__Written instruction__. Check each line of the material below, and copy it if it holds the string "body".
>> BEGIN
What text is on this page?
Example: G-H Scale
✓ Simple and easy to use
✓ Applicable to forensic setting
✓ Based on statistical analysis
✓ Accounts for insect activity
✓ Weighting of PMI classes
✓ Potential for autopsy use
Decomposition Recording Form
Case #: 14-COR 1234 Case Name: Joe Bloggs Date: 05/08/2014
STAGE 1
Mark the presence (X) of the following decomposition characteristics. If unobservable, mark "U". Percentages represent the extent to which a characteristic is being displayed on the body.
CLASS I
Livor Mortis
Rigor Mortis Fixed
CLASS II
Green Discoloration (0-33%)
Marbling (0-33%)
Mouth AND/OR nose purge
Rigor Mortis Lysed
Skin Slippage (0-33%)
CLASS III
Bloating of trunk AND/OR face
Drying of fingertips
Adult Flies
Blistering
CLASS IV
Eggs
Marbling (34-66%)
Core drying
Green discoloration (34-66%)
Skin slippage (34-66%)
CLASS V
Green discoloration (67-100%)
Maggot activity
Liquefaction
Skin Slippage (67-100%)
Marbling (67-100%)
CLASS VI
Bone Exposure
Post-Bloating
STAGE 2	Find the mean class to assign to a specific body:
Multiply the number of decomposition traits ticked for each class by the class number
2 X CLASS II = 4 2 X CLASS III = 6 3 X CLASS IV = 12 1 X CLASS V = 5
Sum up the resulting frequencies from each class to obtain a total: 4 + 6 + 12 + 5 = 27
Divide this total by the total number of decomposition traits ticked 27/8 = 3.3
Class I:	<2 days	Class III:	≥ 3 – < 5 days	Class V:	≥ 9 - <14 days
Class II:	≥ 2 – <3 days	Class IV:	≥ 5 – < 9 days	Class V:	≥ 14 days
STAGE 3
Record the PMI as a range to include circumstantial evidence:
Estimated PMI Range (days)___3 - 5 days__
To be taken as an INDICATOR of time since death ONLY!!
>> END
__Result for this exercise__.
Mark the presence (X) of the following decomposition characteristics. If unobservable, mark "U". Percentages represent the extent to which a characteristic is being displayed on the body.
STAGE 2	Find the mean class to assign to a specific body:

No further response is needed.